Data extracted from a collection:
____________________

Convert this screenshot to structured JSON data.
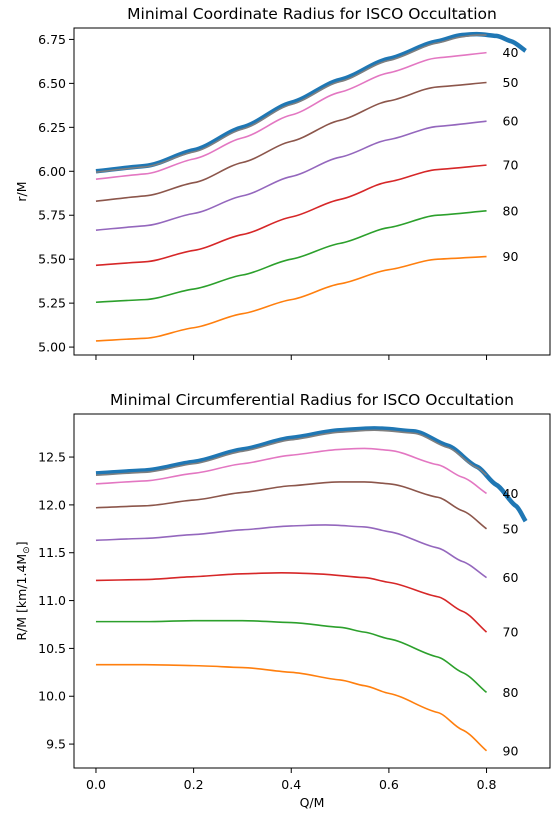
{
  "chart_data": [
    {
      "type": "line",
      "title": "Minimal Coordinate Radius for ISCO Occultation",
      "xlabel": "",
      "ylabel": "r/M",
      "xlim": [
        -0.045,
        0.93
      ],
      "ylim": [
        4.955,
        6.815
      ],
      "xticks": [
        0.0,
        0.2,
        0.4,
        0.6,
        0.8
      ],
      "show_xticklabels": false,
      "yticks": [
        {
          "v": 5.0,
          "label": "5.00"
        },
        {
          "v": 5.25,
          "label": "5.25"
        },
        {
          "v": 5.5,
          "label": "5.50"
        },
        {
          "v": 5.75,
          "label": "5.75"
        },
        {
          "v": 6.0,
          "label": "6.00"
        },
        {
          "v": 6.25,
          "label": "6.25"
        },
        {
          "v": 6.5,
          "label": "6.50"
        },
        {
          "v": 6.75,
          "label": "6.75"
        }
      ],
      "grid": false,
      "series": [
        {
          "name": "",
          "color": "#1f77b4",
          "width": 4.5,
          "x": [
            0.0,
            0.1,
            0.2,
            0.3,
            0.4,
            0.5,
            0.6,
            0.7,
            0.75,
            0.78,
            0.82,
            0.85,
            0.88
          ],
          "y": [
            6.0,
            6.03,
            6.12,
            6.25,
            6.39,
            6.52,
            6.64,
            6.74,
            6.775,
            6.78,
            6.77,
            6.74,
            6.685
          ]
        },
        {
          "name": "",
          "color": "#7f7f7f",
          "width": 1.6,
          "x": [
            0.0,
            0.1,
            0.2,
            0.3,
            0.4,
            0.5,
            0.6,
            0.7,
            0.75,
            0.78,
            0.8
          ],
          "y": [
            5.995,
            6.025,
            6.11,
            6.24,
            6.38,
            6.51,
            6.63,
            6.73,
            6.765,
            6.775,
            6.775
          ]
        },
        {
          "name": "40",
          "color": "#e377c2",
          "width": 1.6,
          "x": [
            0.0,
            0.1,
            0.2,
            0.3,
            0.4,
            0.5,
            0.6,
            0.7,
            0.8
          ],
          "y": [
            5.955,
            5.985,
            6.07,
            6.19,
            6.32,
            6.45,
            6.56,
            6.645,
            6.675
          ]
        },
        {
          "name": "50",
          "color": "#8c564b",
          "width": 1.6,
          "x": [
            0.0,
            0.1,
            0.2,
            0.3,
            0.4,
            0.5,
            0.6,
            0.7,
            0.8
          ],
          "y": [
            5.83,
            5.86,
            5.935,
            6.05,
            6.17,
            6.29,
            6.4,
            6.48,
            6.505
          ]
        },
        {
          "name": "60",
          "color": "#9467bd",
          "width": 1.6,
          "x": [
            0.0,
            0.1,
            0.2,
            0.3,
            0.4,
            0.5,
            0.6,
            0.7,
            0.8
          ],
          "y": [
            5.665,
            5.69,
            5.76,
            5.86,
            5.97,
            6.08,
            6.18,
            6.255,
            6.285
          ]
        },
        {
          "name": "70",
          "color": "#d62728",
          "width": 1.6,
          "x": [
            0.0,
            0.1,
            0.2,
            0.3,
            0.4,
            0.5,
            0.6,
            0.7,
            0.8
          ],
          "y": [
            5.465,
            5.485,
            5.55,
            5.64,
            5.74,
            5.84,
            5.94,
            6.01,
            6.035
          ]
        },
        {
          "name": "80",
          "color": "#2ca02c",
          "width": 1.6,
          "x": [
            0.0,
            0.1,
            0.2,
            0.3,
            0.4,
            0.5,
            0.6,
            0.7,
            0.8
          ],
          "y": [
            5.255,
            5.27,
            5.33,
            5.41,
            5.5,
            5.59,
            5.68,
            5.75,
            5.775
          ]
        },
        {
          "name": "90",
          "color": "#ff7f0e",
          "width": 1.6,
          "x": [
            0.0,
            0.1,
            0.2,
            0.3,
            0.4,
            0.5,
            0.6,
            0.7,
            0.8
          ],
          "y": [
            5.035,
            5.05,
            5.11,
            5.19,
            5.27,
            5.36,
            5.44,
            5.5,
            5.515
          ]
        }
      ]
    },
    {
      "type": "line",
      "title": "Minimal Circumferential Radius for ISCO Occultation",
      "xlabel": "Q/M",
      "ylabel": "R/M [km/1.4M",
      "ylabel_sub": "⊙",
      "ylabel_end": "]",
      "xlim": [
        -0.045,
        0.93
      ],
      "ylim": [
        9.25,
        12.95
      ],
      "xticks": [
        0.0,
        0.2,
        0.4,
        0.6,
        0.8
      ],
      "show_xticklabels": true,
      "xticklabels": [
        "0.0",
        "0.2",
        "0.4",
        "0.6",
        "0.8"
      ],
      "yticks": [
        {
          "v": 9.5,
          "label": "9.5"
        },
        {
          "v": 10.0,
          "label": "10.0"
        },
        {
          "v": 10.5,
          "label": "10.5"
        },
        {
          "v": 11.0,
          "label": "11.0"
        },
        {
          "v": 11.5,
          "label": "11.5"
        },
        {
          "v": 12.0,
          "label": "12.0"
        },
        {
          "v": 12.5,
          "label": "12.5"
        }
      ],
      "grid": false,
      "series": [
        {
          "name": "",
          "color": "#1f77b4",
          "width": 4.5,
          "x": [
            0.0,
            0.1,
            0.2,
            0.3,
            0.4,
            0.5,
            0.57,
            0.65,
            0.72,
            0.78,
            0.82,
            0.86,
            0.88
          ],
          "y": [
            12.33,
            12.36,
            12.45,
            12.58,
            12.7,
            12.78,
            12.8,
            12.77,
            12.62,
            12.4,
            12.21,
            11.99,
            11.83
          ]
        },
        {
          "name": "",
          "color": "#7f7f7f",
          "width": 1.6,
          "x": [
            0.0,
            0.1,
            0.2,
            0.3,
            0.4,
            0.5,
            0.57,
            0.65,
            0.72,
            0.78,
            0.8
          ],
          "y": [
            12.31,
            12.34,
            12.43,
            12.56,
            12.68,
            12.76,
            12.78,
            12.75,
            12.6,
            12.39,
            12.31
          ]
        },
        {
          "name": "40",
          "color": "#e377c2",
          "width": 1.6,
          "x": [
            0.0,
            0.1,
            0.2,
            0.3,
            0.4,
            0.5,
            0.55,
            0.6,
            0.7,
            0.75,
            0.8
          ],
          "y": [
            12.22,
            12.25,
            12.33,
            12.43,
            12.52,
            12.58,
            12.59,
            12.57,
            12.42,
            12.29,
            12.12
          ]
        },
        {
          "name": "50",
          "color": "#8c564b",
          "width": 1.6,
          "x": [
            0.0,
            0.1,
            0.2,
            0.3,
            0.4,
            0.5,
            0.55,
            0.6,
            0.7,
            0.75,
            0.8
          ],
          "y": [
            11.97,
            11.99,
            12.05,
            12.13,
            12.2,
            12.24,
            12.24,
            12.22,
            12.08,
            11.94,
            11.75
          ]
        },
        {
          "name": "60",
          "color": "#9467bd",
          "width": 1.6,
          "x": [
            0.0,
            0.1,
            0.2,
            0.3,
            0.4,
            0.47,
            0.55,
            0.6,
            0.7,
            0.75,
            0.8
          ],
          "y": [
            11.63,
            11.65,
            11.69,
            11.74,
            11.78,
            11.79,
            11.77,
            11.72,
            11.55,
            11.41,
            11.24
          ]
        },
        {
          "name": "70",
          "color": "#d62728",
          "width": 1.6,
          "x": [
            0.0,
            0.1,
            0.2,
            0.3,
            0.38,
            0.45,
            0.55,
            0.6,
            0.7,
            0.75,
            0.8
          ],
          "y": [
            11.21,
            11.22,
            11.25,
            11.28,
            11.29,
            11.28,
            11.24,
            11.19,
            11.04,
            10.89,
            10.67
          ]
        },
        {
          "name": "80",
          "color": "#2ca02c",
          "width": 1.6,
          "x": [
            0.0,
            0.1,
            0.2,
            0.3,
            0.4,
            0.5,
            0.55,
            0.6,
            0.7,
            0.75,
            0.8
          ],
          "y": [
            10.78,
            10.78,
            10.79,
            10.79,
            10.77,
            10.72,
            10.67,
            10.6,
            10.41,
            10.25,
            10.04
          ]
        },
        {
          "name": "90",
          "color": "#ff7f0e",
          "width": 1.6,
          "x": [
            0.0,
            0.1,
            0.2,
            0.3,
            0.4,
            0.5,
            0.55,
            0.6,
            0.7,
            0.75,
            0.8
          ],
          "y": [
            10.33,
            10.33,
            10.32,
            10.3,
            10.25,
            10.17,
            10.11,
            10.03,
            9.83,
            9.65,
            9.43
          ]
        }
      ]
    }
  ]
}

____________________

### TASK TO CARRY OUT
Gather each line from the entries above that includes the word "Radius".

### ANSWER FOR THIS EXERCISE
      "title": "Minimal Coordinate Radius for ISCO Occultation",
      "title": "Minimal Circumferential Radius for ISCO Occultation",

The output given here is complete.